* **DATA SUPPLIED**

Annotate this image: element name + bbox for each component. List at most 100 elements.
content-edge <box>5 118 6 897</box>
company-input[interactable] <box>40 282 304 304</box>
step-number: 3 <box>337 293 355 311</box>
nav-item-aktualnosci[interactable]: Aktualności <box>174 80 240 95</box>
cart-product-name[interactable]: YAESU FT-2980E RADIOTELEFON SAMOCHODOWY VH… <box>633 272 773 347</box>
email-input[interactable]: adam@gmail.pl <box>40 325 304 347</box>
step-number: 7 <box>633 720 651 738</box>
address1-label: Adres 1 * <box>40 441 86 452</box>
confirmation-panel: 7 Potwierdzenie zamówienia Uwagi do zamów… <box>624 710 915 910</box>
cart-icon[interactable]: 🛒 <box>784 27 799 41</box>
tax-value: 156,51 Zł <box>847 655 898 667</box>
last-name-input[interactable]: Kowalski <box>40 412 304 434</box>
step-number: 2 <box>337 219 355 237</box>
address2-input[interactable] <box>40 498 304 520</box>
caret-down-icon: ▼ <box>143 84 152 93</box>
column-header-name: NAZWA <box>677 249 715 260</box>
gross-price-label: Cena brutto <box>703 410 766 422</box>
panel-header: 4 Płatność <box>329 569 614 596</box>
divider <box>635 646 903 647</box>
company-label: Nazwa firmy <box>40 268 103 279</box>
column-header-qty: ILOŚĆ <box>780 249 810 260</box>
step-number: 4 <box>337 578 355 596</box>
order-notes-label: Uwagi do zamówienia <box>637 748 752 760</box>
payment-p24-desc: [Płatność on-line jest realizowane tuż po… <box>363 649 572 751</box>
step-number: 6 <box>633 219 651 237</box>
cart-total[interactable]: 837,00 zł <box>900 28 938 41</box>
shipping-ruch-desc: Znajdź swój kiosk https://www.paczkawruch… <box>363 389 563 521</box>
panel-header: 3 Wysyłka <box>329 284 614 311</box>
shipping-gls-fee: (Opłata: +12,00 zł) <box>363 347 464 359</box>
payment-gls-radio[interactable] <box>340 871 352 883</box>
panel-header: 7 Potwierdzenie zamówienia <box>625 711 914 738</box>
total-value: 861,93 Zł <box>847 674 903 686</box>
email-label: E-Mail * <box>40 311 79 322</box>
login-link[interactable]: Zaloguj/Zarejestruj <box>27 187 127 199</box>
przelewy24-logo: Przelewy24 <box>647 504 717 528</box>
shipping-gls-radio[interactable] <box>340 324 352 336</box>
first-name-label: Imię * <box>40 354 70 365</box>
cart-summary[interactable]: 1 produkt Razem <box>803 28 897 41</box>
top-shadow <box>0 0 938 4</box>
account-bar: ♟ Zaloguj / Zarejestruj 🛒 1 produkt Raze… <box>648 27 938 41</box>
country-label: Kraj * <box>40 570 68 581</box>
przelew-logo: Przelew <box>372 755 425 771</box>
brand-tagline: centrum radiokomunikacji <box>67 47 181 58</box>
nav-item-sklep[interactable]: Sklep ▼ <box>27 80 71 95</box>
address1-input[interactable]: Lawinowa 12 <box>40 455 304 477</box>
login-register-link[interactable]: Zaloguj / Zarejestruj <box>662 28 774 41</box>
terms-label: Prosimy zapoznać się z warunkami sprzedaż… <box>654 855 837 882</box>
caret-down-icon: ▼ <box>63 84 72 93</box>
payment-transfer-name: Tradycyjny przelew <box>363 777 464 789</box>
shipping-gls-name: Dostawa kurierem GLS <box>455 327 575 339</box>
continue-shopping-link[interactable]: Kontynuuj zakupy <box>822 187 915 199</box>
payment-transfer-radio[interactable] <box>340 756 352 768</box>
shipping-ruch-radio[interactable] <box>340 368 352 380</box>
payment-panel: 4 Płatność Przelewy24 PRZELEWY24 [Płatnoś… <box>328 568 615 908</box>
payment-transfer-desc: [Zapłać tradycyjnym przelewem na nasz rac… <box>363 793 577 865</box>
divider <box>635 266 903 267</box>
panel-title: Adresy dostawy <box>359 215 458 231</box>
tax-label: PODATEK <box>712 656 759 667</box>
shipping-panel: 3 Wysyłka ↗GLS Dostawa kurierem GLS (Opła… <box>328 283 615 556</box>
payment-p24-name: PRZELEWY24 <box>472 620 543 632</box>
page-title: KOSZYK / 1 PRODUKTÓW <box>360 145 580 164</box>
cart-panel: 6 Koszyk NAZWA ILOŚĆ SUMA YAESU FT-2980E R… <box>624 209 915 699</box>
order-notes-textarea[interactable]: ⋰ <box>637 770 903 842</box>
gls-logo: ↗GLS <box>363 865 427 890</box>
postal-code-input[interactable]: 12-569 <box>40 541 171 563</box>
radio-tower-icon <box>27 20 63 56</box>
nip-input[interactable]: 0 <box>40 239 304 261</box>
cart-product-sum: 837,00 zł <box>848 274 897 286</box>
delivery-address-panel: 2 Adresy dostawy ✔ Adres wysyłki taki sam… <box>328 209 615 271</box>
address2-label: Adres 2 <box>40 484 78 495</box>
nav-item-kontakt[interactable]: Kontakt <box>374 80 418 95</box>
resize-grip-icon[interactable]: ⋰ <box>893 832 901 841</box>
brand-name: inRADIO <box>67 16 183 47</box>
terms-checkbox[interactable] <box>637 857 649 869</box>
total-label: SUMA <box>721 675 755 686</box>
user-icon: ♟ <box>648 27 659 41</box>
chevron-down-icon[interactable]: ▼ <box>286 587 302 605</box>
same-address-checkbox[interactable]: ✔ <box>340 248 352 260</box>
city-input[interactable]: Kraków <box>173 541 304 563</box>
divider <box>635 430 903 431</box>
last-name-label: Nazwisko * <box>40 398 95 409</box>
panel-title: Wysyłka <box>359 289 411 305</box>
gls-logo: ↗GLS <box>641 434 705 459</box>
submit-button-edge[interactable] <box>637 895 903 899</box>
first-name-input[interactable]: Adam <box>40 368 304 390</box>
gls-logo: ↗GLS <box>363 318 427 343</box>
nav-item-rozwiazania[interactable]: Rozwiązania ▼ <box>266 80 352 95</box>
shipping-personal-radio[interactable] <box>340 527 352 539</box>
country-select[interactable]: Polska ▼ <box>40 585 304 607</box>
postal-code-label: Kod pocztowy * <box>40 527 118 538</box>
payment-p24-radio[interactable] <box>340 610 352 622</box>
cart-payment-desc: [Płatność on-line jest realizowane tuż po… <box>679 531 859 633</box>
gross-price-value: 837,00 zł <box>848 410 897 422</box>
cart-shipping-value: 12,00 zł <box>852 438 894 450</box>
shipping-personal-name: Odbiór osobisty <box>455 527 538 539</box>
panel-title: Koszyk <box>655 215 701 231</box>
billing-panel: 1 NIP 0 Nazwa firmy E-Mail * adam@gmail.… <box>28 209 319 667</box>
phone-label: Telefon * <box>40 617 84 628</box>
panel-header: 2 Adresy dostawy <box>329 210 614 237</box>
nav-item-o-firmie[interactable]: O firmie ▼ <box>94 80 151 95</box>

* **EXERCISE PROMPT**
Could you render the rows, starting at the very first one and ending at the line that contains "email-label: E-Mail *", as a numbered list with any blank lines left out?

* **WRITTEN REPLY**
1. Annotate this image: element name + bbox for each component. List at most 100 elements.
2. content-edge <box>5 118 6 897</box>
3. company-input[interactable] <box>40 282 304 304</box>
4. step-number: 3 <box>337 293 355 311</box>
5. nav-item-aktualnosci[interactable]: Aktualności <box>174 80 240 95</box>
6. cart-product-name[interactable]: YAESU FT-2980E RADIOTELEFON SAMOCHODOWY VH… <box>633 272 773 347</box>
7. email-input[interactable]: adam@gmail.pl <box>40 325 304 347</box>
8. step-number: 7 <box>633 720 651 738</box>
9. address1-label: Adres 1 * <box>40 441 86 452</box>
10. confirmation-panel: 7 Potwierdzenie zamówienia Uwagi do zamów… <box>624 710 915 910</box>
11. cart-icon[interactable]: 🛒 <box>784 27 799 41</box>
12. tax-value: 156,51 Zł <box>847 655 898 667</box>
13. last-name-input[interactable]: Kowalski <box>40 412 304 434</box>
14. step-number: 2 <box>337 219 355 237</box>
15. address2-input[interactable] <box>40 498 304 520</box>
16. caret-down-icon: ▼ <box>143 84 152 93</box>
17. column-header-name: NAZWA <box>677 249 715 260</box>
18. gross-price-label: Cena brutto <box>703 410 766 422</box>
19. panel-header: 4 Płatność <box>329 569 614 596</box>
20. divider <box>635 646 903 647</box>
21. company-label: Nazwa firmy <box>40 268 103 279</box>
22. column-header-qty: ILOŚĆ <box>780 249 810 260</box>
23. step-number: 4 <box>337 578 355 596</box>
24. order-notes-label: Uwagi do zamówienia <box>637 748 752 760</box>
25. payment-p24-desc: [Płatność on-line jest realizowane tuż po… <box>363 649 572 751</box>
26. step-number: 6 <box>633 219 651 237</box>
27. cart-total[interactable]: 837,00 zł <box>900 28 938 41</box>
28. shipping-ruch-desc: Znajdź swój kiosk https://www.paczkawruch… <box>363 389 563 521</box>
29. panel-header: 3 Wysyłka <box>329 284 614 311</box>
30. shipping-gls-fee: (Opłata: +12,00 zł) <box>363 347 464 359</box>
31. payment-gls-radio[interactable] <box>340 871 352 883</box>
32. panel-header: 7 Potwierdzenie zamówienia <box>625 711 914 738</box>
33. total-value: 861,93 Zł <box>847 674 903 686</box>
34. email-label: E-Mail * <box>40 311 79 322</box>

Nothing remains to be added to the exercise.